--- START Supplied information ---

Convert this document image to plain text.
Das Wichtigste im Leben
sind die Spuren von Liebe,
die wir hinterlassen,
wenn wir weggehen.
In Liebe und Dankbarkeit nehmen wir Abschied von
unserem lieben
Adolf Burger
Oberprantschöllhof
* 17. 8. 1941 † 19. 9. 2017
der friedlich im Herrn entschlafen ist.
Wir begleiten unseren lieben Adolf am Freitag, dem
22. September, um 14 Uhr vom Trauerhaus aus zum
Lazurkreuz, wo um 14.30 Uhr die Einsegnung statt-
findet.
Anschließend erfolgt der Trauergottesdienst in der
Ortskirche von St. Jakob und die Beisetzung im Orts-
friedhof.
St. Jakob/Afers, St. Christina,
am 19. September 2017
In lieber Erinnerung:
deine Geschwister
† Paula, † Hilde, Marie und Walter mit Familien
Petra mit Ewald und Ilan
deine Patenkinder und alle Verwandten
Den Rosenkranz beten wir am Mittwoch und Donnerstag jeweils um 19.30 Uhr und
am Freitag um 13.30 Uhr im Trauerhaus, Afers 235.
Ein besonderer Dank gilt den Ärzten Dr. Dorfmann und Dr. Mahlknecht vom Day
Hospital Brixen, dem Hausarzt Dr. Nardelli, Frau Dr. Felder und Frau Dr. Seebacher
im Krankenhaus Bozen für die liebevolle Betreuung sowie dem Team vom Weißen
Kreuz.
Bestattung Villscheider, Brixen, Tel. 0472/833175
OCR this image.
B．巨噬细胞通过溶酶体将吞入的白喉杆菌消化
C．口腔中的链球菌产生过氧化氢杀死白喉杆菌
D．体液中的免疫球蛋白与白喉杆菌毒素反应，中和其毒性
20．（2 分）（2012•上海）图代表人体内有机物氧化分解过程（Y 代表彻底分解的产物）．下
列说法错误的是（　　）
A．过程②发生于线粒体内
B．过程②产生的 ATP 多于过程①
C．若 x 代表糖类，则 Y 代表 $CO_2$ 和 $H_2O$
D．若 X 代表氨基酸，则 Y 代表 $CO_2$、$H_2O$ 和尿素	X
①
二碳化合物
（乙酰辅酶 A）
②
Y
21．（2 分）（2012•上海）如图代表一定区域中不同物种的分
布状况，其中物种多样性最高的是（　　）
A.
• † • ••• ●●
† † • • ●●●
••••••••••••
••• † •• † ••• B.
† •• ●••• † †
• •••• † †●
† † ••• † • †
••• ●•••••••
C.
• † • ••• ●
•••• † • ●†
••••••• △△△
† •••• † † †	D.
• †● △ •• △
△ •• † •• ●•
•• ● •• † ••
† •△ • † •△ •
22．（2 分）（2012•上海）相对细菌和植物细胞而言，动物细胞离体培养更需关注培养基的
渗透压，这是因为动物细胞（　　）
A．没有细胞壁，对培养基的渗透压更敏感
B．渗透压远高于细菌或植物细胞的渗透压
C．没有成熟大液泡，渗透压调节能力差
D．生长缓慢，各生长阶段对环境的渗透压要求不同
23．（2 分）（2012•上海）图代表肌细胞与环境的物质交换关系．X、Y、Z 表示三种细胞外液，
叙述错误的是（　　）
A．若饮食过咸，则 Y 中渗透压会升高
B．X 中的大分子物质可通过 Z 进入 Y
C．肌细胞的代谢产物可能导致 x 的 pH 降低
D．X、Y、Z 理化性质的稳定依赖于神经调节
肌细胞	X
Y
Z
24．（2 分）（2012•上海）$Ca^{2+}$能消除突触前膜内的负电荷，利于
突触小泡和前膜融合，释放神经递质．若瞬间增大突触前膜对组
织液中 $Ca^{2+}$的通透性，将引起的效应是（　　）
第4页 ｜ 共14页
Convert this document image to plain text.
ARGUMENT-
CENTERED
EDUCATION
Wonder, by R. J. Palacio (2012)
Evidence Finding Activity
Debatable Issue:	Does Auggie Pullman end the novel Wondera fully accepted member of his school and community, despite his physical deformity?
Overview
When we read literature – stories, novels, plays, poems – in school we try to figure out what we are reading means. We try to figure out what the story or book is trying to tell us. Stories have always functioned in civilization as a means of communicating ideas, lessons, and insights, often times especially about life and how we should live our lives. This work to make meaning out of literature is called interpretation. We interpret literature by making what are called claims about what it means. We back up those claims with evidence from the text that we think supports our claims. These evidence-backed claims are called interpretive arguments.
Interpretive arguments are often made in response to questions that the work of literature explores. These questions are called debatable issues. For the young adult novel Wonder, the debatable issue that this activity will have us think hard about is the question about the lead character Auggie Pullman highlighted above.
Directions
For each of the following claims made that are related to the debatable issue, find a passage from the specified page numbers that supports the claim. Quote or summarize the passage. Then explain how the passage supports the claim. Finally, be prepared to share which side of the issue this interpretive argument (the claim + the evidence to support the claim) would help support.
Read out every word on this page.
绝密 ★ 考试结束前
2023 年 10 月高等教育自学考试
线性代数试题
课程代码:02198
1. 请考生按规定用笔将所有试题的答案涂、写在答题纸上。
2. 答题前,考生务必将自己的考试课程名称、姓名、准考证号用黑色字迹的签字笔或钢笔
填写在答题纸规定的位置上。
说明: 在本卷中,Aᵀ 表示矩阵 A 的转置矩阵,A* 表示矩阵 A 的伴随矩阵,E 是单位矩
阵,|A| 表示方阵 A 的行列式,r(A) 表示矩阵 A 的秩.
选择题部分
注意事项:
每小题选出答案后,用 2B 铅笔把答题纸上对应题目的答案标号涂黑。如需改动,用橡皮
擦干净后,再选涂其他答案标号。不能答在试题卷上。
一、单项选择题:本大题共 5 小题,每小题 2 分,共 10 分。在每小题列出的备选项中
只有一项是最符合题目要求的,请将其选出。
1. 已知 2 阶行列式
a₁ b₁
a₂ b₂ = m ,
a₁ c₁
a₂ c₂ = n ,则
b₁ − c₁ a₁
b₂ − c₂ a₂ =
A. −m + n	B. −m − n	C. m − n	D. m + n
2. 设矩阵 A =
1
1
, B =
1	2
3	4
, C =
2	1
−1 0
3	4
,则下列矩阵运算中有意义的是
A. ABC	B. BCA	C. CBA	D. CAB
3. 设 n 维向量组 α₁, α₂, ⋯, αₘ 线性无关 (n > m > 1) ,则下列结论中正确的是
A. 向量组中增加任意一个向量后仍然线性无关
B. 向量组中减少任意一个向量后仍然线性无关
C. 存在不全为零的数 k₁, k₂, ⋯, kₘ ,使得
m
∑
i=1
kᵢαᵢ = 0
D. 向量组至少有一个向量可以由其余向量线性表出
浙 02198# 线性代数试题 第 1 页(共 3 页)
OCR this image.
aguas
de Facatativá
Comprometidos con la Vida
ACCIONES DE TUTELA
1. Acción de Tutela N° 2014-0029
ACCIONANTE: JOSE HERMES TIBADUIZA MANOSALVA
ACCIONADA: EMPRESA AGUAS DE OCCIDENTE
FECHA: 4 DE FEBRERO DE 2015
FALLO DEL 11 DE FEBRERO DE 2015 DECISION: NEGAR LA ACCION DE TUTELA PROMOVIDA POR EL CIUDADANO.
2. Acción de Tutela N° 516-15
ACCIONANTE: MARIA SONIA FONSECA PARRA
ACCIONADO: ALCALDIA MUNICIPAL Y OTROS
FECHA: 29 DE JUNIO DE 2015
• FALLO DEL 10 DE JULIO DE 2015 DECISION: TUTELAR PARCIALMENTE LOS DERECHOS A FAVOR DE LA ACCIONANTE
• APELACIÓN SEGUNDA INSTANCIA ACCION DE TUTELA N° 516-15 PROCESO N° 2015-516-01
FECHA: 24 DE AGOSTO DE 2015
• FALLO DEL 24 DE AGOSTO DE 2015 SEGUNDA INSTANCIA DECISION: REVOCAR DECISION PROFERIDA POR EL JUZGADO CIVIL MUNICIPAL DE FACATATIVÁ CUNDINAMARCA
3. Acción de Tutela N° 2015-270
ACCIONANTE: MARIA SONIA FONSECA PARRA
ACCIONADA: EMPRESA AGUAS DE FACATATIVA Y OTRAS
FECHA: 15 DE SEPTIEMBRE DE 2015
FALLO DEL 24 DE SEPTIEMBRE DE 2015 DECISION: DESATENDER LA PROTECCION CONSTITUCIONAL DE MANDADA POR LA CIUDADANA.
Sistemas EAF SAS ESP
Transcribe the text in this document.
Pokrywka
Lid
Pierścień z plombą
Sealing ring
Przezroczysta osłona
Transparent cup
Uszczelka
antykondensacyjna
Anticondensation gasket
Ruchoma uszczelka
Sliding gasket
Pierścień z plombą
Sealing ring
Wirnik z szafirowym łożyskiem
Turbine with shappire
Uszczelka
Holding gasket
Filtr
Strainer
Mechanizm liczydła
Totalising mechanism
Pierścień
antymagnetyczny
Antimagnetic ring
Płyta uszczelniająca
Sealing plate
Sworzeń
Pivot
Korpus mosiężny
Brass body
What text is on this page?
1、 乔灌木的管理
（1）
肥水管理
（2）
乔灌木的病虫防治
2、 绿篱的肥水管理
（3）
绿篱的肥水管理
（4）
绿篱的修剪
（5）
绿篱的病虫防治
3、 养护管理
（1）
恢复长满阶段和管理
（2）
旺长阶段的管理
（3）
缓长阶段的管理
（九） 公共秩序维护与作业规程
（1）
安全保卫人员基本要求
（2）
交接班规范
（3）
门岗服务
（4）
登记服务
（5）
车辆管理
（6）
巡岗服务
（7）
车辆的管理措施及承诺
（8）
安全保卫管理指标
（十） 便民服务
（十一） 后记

--- END Supplied information ---

■ Task brief ■
The word "ACCIONADA" appears in how many lines of the records? Give the number only.

■ Reply ■
2